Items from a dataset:

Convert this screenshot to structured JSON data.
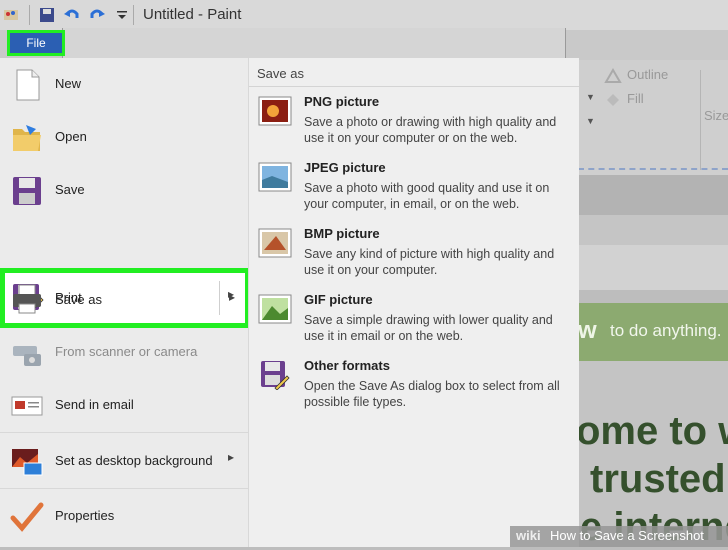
{
  "window": {
    "title": "Untitled - Paint"
  },
  "file_tab": {
    "label": "File"
  },
  "menu": {
    "items": [
      {
        "label": "New"
      },
      {
        "label": "Open"
      },
      {
        "label": "Save"
      },
      {
        "label": "Save as"
      },
      {
        "label": "Print"
      },
      {
        "label": "From scanner or camera"
      },
      {
        "label": "Send in email"
      },
      {
        "label": "Set as desktop background"
      },
      {
        "label": "Properties"
      }
    ]
  },
  "save_as": {
    "header": "Save as",
    "options": [
      {
        "title": "PNG picture",
        "desc": "Save a photo or drawing with high quality and use it on your computer or on the web."
      },
      {
        "title": "JPEG picture",
        "desc": "Save a photo with good quality and use it on your computer, in email, or on the web."
      },
      {
        "title": "BMP picture",
        "desc": "Save any kind of picture with high quality and use it on your computer."
      },
      {
        "title": "GIF picture",
        "desc": "Save a simple drawing with lower quality and use it in email or on the web."
      },
      {
        "title": "Other formats",
        "desc": "Open the Save As dialog box to select from all possible file types."
      }
    ]
  },
  "ribbon": {
    "outline": "Outline",
    "fill": "Fill",
    "size": "Size"
  },
  "background": {
    "green_text_1": "w",
    "green_text_2": "to do anything.",
    "line1": "ome to w",
    "line2": "trusted",
    "line3": "e interne"
  },
  "watermark": {
    "prefix": "wiki",
    "text": "How to Save a Screenshot"
  },
  "colors": {
    "highlight": "#22ee22",
    "file_blue": "#2b5fb3"
  }
}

**Brief:**
Using the material above, report each line where "desc" occurs.

**Output of the exercise:**
        "desc": "Save a photo or drawing with high quality and use it on your computer or on the web."
        "desc": "Save a photo with good quality and use it on your computer, in email, or on the web."
        "desc": "Save any kind of picture with high quality and use it on your computer."
        "desc": "Save a simple drawing with lower quality and use it in email or on the web."
        "desc": "Open the Save As dialog box to select from all possible file types."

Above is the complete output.